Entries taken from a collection
--- begin ---

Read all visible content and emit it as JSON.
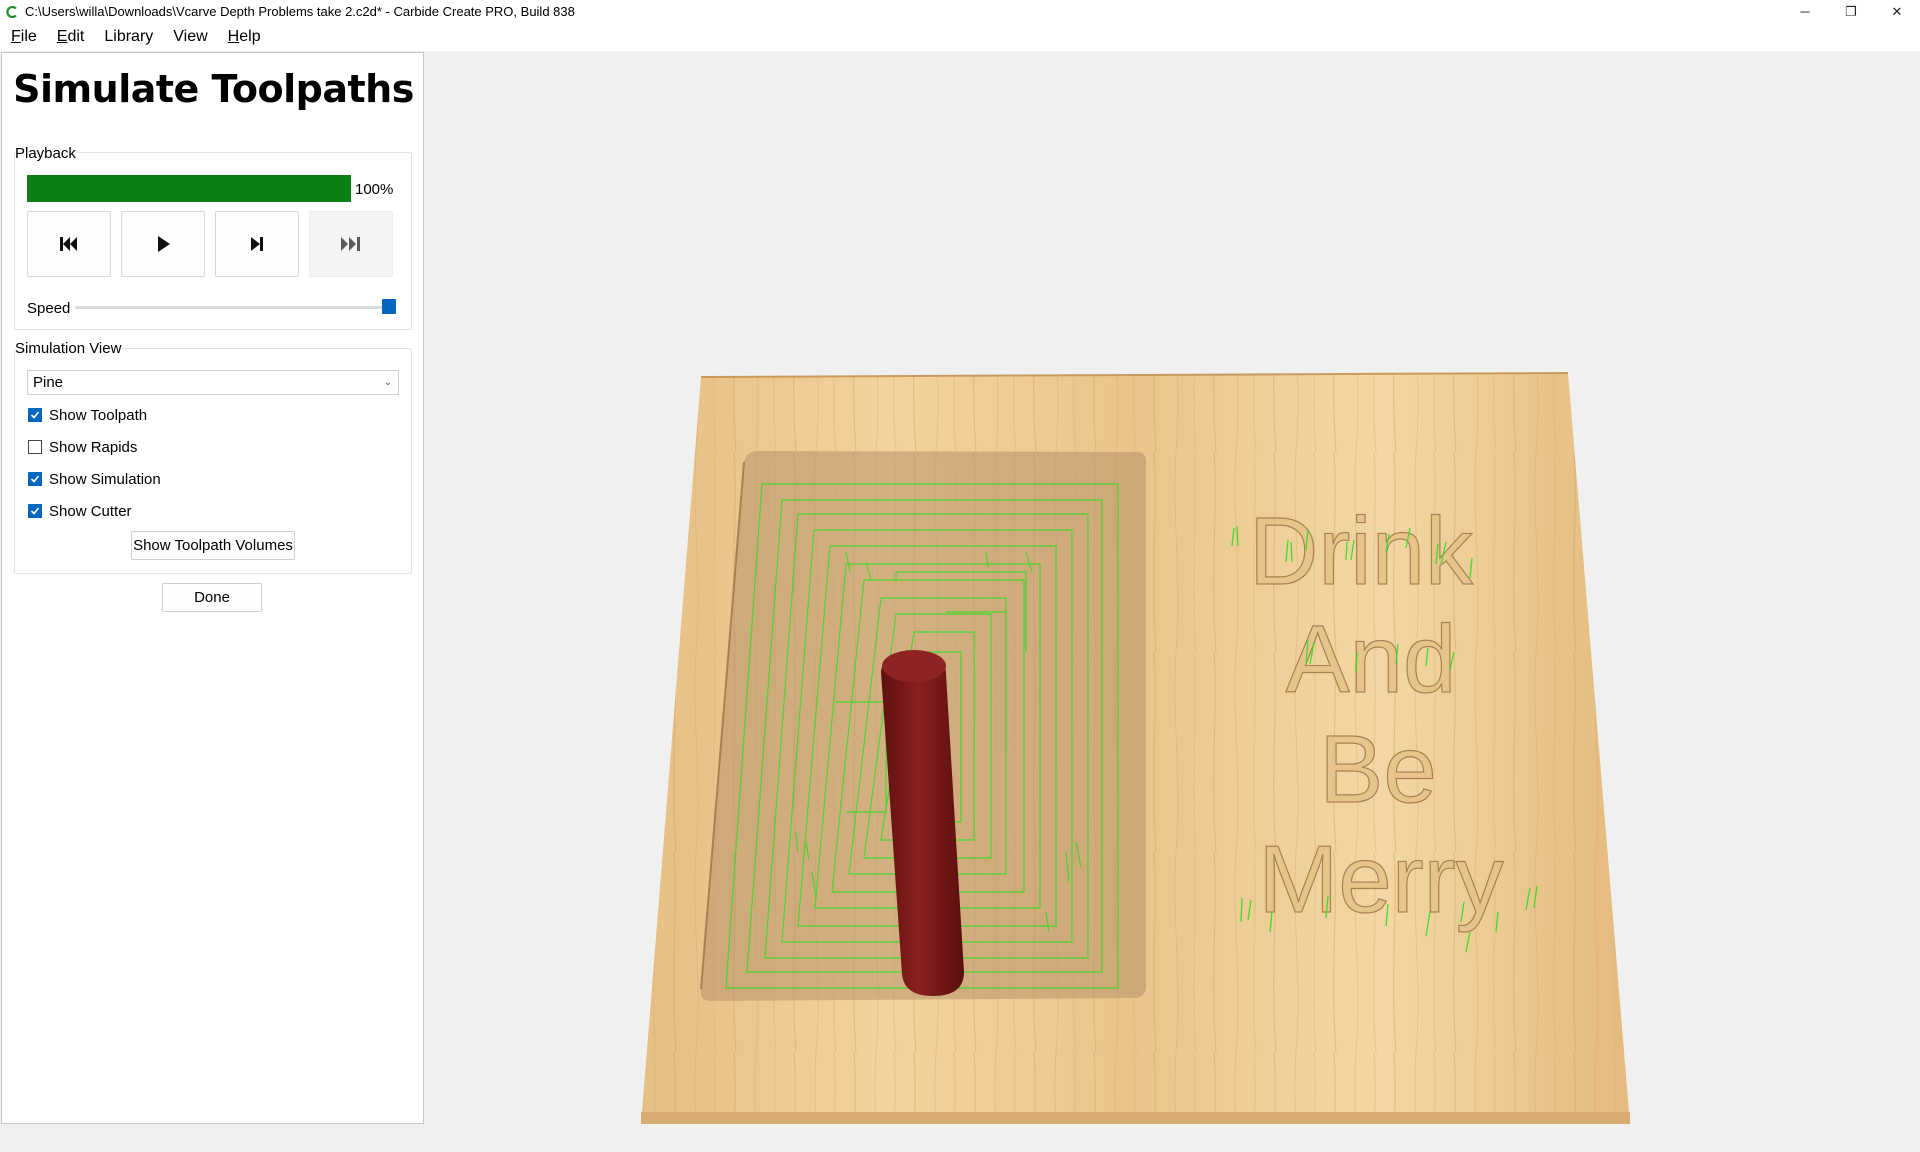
{
  "window": {
    "title": "C:\\Users\\willa\\Downloads\\Vcarve Depth Problems take 2.c2d* - Carbide Create PRO, Build 838",
    "controls": {
      "minimize": "─",
      "restore": "❐",
      "close": "✕"
    },
    "app_icon": "carbide-create-icon"
  },
  "menu": [
    {
      "label_ul": "F",
      "label_rest": "ile"
    },
    {
      "label_ul": "E",
      "label_rest": "dit"
    },
    {
      "label_ul": "",
      "label_rest": "Library"
    },
    {
      "label_ul": "",
      "label_rest": "View"
    },
    {
      "label_ul": "H",
      "label_rest": "elp"
    }
  ],
  "panel": {
    "title": "Simulate Toolpaths",
    "playback": {
      "label": "Playback",
      "progress": 100,
      "progress_text": "100%",
      "progress_color": "#0d7f16",
      "buttons": [
        {
          "name": "rewind-button",
          "icon": "skip-to-start-icon",
          "enabled": true
        },
        {
          "name": "play-button",
          "icon": "play-icon",
          "enabled": true
        },
        {
          "name": "step-forward-button",
          "icon": "step-forward-icon",
          "enabled": true
        },
        {
          "name": "skip-to-end-button",
          "icon": "skip-to-end-icon",
          "enabled": false
        }
      ],
      "speed_label": "Speed",
      "speed": 1.0
    },
    "simulation_view": {
      "label": "Simulation View",
      "material": "Pine",
      "checkboxes": [
        {
          "label": "Show Toolpath",
          "checked": true
        },
        {
          "label": "Show Rapids",
          "checked": false
        },
        {
          "label": "Show Simulation",
          "checked": true
        },
        {
          "label": "Show Cutter",
          "checked": true
        }
      ],
      "volumes_button": "Show Toolpath Volumes"
    },
    "done_button": "Done"
  },
  "viewport": {
    "engraved_lines": [
      "Drink",
      "And",
      "Be",
      "Merry"
    ],
    "colors": {
      "wood_light": "#f1d199",
      "wood_dark": "#d9a865",
      "pocket": "#c9a77c",
      "toolpath": "#33dd22",
      "cutter": "#7a1a1a",
      "accent": "#0067c0"
    }
  }
}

--- end ---

● **YOUR INSTRUCTIONS**: From the entries above, copy out every line where the string "forward" appears.

● **RESULT OF THIS EXERCISE**:
          "name": "step-forward-button",
          "icon": "step-forward-icon",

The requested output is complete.